#### [Short exercise]
Please report every line from the material that contains the word "name".
○ ○ ○ ○ ○
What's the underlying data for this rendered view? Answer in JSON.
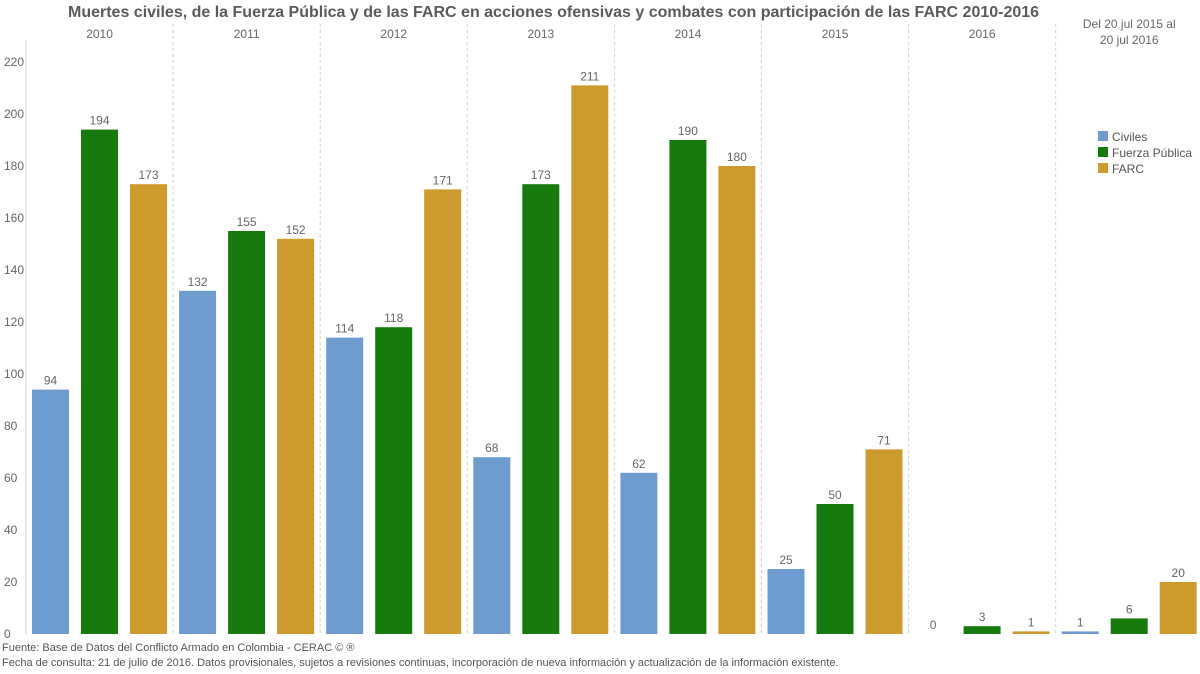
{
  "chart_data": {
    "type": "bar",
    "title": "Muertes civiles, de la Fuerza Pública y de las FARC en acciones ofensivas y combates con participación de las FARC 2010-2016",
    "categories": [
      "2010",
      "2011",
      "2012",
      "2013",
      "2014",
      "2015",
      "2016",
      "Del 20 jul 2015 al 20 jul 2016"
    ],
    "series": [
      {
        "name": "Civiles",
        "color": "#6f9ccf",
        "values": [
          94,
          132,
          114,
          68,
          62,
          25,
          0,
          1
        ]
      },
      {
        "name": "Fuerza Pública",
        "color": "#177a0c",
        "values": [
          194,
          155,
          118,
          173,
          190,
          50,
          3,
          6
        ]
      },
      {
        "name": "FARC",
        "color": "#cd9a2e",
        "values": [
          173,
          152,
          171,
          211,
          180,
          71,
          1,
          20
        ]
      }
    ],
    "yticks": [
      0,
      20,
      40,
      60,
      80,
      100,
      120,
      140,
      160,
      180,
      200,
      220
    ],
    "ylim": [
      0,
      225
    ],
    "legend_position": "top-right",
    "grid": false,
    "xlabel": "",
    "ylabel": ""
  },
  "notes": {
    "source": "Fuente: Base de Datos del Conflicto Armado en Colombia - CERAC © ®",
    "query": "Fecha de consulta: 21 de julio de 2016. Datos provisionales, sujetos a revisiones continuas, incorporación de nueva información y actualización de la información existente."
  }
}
○ ○ ○ ○ ○
#### [Exercise output]
        "name": "Civiles",
        "name": "Fuerza Pública",
        "name": "FARC",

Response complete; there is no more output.